GOAL =>
Report all lines holding "label".

SUPPLIED MATERIAL =>
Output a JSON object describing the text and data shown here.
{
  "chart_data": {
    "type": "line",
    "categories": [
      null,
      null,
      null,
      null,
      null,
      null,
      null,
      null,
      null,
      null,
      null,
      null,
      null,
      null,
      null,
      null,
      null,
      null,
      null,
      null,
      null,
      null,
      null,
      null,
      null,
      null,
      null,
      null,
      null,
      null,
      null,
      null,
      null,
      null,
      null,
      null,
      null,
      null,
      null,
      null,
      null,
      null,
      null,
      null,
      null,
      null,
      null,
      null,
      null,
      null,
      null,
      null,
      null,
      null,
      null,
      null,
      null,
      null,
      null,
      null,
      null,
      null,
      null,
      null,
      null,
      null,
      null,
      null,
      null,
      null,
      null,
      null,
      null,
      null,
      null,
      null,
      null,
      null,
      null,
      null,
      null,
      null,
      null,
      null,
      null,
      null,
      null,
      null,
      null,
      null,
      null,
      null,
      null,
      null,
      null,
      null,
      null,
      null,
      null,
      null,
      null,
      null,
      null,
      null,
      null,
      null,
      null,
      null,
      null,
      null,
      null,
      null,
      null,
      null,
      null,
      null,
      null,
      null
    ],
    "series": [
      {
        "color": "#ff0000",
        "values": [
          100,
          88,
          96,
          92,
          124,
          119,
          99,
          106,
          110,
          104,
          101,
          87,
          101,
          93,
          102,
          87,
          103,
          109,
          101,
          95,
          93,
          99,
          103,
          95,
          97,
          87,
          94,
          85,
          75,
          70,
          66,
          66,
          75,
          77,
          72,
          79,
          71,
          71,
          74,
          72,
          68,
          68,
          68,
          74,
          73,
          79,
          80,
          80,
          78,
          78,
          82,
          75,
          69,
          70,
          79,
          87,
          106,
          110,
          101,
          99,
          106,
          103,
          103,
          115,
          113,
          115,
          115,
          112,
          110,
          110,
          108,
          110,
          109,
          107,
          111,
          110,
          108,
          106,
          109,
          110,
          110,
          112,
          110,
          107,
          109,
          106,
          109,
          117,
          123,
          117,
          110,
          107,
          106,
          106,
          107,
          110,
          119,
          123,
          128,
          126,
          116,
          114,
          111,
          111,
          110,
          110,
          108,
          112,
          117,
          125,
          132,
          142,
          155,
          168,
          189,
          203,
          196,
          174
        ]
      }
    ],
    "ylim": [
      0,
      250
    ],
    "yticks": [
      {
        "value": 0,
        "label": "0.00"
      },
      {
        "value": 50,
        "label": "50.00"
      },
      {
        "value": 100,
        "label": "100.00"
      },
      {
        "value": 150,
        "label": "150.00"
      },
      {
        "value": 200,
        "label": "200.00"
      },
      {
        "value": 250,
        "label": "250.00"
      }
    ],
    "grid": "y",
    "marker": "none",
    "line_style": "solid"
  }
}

ANSWER FOR THE TASK =>
        "label": "0.00"
        "label": "50.00"
        "label": "100.00"
        "label": "150.00"
        "label": "200.00"
        "label": "250.00"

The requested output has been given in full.